» Your goal: Pick out each line of the records in which the word "xlabel" appears.
☆ ☆ ☆ ☆
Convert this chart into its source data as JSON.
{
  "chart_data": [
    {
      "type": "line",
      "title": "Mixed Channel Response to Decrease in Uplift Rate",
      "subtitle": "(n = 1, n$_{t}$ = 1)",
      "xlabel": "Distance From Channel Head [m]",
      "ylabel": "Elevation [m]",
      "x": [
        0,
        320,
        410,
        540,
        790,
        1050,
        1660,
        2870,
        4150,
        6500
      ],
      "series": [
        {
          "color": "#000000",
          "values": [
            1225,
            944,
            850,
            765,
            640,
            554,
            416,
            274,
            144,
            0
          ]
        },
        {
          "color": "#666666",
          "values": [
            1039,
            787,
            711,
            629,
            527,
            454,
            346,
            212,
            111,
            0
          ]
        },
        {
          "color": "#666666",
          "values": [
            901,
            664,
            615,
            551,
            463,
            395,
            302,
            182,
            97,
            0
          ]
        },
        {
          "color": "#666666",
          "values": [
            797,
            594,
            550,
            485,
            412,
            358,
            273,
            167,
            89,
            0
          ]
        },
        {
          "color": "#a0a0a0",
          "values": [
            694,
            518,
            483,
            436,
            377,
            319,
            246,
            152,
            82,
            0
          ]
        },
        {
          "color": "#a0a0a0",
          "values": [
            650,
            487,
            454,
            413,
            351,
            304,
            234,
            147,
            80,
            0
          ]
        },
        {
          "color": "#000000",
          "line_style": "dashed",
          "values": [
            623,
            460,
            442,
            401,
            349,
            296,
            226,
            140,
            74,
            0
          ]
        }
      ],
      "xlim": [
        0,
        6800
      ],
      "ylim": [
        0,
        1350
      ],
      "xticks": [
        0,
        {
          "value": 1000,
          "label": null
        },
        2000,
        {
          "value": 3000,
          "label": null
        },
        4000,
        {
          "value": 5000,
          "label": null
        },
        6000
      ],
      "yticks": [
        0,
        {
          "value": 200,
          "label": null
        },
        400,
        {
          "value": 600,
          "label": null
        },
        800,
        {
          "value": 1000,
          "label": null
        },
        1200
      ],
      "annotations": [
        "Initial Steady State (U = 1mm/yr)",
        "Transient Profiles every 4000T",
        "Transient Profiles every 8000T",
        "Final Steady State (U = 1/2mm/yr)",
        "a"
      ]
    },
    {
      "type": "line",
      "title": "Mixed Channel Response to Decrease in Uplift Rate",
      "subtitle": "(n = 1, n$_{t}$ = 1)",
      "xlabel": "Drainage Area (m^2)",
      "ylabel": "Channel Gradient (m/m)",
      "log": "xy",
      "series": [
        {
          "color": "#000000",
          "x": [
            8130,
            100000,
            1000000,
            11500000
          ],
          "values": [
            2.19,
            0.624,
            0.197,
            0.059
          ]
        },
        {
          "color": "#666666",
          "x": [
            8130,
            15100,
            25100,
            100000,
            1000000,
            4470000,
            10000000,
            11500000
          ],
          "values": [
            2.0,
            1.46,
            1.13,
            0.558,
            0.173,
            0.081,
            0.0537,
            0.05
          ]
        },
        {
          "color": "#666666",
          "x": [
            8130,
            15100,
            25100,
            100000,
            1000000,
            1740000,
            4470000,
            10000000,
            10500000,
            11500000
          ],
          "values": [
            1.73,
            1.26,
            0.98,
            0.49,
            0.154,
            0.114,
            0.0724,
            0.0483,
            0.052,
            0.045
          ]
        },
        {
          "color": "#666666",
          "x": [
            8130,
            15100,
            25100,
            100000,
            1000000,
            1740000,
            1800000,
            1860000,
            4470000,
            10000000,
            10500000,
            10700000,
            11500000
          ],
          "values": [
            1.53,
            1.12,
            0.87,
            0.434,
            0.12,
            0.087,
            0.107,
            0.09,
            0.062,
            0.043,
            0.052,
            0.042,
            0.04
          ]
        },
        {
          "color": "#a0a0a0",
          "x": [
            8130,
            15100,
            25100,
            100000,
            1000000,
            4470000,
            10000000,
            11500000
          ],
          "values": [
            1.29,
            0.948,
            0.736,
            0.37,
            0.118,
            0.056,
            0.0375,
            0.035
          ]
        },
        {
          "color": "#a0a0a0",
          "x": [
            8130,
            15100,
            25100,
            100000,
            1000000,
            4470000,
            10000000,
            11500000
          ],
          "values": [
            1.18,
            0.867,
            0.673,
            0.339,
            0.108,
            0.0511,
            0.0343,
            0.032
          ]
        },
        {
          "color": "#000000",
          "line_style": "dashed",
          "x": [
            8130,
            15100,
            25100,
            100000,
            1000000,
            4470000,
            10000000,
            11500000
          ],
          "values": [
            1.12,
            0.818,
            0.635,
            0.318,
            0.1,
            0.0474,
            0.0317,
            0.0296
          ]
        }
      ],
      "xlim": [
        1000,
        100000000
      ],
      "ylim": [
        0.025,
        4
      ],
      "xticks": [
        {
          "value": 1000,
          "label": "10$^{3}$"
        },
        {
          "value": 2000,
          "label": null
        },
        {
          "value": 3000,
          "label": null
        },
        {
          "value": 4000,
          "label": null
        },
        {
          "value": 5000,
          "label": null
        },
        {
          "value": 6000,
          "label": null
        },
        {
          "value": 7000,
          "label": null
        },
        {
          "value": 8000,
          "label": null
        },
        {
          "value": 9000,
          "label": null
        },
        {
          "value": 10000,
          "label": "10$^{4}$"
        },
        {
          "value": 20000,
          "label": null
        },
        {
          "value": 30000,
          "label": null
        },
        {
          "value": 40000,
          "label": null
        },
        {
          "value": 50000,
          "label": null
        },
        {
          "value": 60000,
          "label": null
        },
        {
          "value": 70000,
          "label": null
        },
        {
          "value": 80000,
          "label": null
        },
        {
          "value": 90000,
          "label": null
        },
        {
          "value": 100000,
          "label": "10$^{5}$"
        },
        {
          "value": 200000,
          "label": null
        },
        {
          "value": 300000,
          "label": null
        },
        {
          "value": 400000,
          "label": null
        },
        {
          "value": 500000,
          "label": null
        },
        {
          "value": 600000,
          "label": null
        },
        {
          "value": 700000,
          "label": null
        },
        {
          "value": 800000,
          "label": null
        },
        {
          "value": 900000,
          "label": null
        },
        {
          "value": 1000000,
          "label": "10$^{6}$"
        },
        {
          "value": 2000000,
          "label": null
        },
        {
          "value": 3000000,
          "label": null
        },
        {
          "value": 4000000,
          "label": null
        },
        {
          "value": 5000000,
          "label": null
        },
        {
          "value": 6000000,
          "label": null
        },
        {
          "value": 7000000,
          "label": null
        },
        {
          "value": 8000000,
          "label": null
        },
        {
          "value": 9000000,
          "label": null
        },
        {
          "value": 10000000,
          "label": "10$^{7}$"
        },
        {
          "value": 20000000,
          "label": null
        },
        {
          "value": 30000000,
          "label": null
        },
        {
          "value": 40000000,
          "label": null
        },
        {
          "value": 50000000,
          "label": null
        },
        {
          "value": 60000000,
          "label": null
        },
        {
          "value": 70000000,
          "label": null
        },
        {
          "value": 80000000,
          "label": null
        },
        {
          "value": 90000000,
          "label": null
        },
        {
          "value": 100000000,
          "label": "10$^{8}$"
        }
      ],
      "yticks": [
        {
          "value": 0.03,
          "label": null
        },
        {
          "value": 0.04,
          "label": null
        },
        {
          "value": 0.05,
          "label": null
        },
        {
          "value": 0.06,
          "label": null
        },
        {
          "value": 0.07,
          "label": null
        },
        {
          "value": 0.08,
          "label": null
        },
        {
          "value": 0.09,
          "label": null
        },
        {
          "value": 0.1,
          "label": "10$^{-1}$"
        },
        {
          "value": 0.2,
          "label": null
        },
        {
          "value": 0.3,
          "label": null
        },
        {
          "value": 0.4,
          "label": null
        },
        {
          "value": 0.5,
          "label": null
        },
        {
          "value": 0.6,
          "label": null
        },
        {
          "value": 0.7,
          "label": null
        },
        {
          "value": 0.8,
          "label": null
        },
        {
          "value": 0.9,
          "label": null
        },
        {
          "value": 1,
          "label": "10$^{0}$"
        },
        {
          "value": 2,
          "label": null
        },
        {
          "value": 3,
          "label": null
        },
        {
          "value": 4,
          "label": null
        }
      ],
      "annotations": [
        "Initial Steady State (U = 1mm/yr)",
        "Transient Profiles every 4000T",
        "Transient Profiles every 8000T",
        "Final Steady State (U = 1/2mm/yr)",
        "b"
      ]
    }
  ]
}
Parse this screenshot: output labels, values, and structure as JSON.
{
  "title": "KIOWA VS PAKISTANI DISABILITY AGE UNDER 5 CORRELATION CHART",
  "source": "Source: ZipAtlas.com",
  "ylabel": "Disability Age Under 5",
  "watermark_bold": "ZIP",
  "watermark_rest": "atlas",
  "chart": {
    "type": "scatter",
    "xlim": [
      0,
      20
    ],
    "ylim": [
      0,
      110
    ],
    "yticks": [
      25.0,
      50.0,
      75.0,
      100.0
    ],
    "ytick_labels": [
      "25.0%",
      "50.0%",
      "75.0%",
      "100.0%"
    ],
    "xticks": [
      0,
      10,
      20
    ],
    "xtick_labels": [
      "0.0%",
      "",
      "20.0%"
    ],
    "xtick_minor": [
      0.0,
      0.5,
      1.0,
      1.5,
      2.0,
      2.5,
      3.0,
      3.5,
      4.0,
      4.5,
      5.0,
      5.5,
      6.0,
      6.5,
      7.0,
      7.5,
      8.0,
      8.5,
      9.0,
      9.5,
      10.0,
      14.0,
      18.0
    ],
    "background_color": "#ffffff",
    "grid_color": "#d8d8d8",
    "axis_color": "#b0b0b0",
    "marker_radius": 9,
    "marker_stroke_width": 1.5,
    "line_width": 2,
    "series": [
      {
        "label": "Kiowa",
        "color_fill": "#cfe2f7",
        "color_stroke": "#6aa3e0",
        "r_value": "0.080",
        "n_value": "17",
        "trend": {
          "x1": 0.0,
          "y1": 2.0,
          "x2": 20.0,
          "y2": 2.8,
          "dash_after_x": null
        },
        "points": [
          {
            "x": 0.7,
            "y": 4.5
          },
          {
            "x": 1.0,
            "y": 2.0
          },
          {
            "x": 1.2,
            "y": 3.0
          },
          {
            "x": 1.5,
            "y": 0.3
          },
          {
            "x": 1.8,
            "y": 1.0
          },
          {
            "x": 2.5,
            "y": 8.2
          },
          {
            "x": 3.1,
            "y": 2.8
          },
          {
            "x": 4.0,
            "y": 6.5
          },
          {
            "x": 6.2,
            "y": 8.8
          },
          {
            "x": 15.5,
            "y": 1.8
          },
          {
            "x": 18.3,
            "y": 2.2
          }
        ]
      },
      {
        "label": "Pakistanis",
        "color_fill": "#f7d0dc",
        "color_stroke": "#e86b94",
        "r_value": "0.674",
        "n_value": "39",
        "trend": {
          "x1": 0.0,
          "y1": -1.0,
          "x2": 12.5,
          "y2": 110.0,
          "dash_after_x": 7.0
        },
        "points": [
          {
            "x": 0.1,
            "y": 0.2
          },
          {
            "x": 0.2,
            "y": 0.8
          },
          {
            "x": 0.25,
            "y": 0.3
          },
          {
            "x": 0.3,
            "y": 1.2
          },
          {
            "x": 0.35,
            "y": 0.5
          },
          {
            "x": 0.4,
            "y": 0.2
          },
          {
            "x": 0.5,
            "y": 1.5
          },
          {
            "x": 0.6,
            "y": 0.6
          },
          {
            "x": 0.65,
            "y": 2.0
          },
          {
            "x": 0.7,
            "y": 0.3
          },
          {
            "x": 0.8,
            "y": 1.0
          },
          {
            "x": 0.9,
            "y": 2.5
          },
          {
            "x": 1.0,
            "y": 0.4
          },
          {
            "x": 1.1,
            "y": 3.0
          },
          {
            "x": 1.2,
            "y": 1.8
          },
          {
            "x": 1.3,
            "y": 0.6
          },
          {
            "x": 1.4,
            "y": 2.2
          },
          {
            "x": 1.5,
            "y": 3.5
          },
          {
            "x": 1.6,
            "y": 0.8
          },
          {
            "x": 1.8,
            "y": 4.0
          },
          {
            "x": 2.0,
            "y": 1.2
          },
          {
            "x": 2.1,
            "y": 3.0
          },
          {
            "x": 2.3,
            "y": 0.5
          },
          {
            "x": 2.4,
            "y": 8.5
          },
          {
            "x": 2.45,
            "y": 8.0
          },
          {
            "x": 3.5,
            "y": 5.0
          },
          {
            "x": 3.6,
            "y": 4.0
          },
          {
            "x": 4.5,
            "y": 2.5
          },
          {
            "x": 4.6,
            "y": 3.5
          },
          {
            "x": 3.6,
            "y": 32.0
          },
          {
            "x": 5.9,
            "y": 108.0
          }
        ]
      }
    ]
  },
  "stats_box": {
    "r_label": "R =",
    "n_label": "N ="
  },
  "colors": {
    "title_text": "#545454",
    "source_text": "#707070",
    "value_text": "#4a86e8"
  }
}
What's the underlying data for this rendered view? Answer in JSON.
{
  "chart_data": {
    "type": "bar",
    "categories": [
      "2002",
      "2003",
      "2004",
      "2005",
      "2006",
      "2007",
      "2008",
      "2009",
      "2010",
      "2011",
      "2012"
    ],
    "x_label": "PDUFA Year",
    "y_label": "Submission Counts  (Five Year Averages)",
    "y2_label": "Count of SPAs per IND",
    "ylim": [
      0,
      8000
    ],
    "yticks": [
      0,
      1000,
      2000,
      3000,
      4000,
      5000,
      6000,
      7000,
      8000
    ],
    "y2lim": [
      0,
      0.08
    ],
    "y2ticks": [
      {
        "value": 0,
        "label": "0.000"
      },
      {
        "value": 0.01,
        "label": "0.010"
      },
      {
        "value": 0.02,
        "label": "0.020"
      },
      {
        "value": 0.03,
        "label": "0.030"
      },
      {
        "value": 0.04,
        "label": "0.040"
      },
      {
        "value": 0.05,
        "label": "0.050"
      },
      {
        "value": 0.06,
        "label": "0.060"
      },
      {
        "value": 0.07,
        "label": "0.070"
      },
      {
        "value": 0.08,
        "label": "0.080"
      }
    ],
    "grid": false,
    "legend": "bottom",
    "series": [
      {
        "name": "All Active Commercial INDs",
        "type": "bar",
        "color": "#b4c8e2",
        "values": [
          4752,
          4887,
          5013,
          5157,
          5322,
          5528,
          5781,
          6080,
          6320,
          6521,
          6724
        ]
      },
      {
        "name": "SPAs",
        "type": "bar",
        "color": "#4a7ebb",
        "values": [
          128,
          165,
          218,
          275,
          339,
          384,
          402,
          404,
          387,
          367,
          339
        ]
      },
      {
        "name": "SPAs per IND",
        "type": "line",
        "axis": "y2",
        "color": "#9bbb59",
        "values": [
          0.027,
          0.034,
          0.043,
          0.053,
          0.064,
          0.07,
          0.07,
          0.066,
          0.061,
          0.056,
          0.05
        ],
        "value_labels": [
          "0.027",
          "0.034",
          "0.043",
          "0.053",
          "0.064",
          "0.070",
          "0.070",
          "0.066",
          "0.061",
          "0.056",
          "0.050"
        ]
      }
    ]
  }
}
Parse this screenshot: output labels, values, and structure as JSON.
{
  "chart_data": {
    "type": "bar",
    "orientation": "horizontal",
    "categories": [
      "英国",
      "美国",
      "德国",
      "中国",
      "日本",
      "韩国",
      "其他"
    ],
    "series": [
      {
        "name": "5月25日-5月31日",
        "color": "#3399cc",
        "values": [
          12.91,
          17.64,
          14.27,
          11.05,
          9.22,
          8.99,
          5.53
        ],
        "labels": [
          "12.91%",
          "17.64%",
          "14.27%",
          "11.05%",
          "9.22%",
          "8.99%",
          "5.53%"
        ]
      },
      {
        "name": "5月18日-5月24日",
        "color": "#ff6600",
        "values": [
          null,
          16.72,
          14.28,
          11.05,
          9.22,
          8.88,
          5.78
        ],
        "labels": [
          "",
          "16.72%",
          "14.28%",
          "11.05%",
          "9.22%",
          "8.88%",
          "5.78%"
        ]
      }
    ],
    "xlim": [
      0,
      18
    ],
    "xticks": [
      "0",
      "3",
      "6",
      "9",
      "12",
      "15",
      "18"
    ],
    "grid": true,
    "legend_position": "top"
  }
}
☆ ☆ ☆ ☆
» Finished task:
      "xlabel": "Distance From Channel Head [m]",
      "xlabel": "Drainage Area (m^2)",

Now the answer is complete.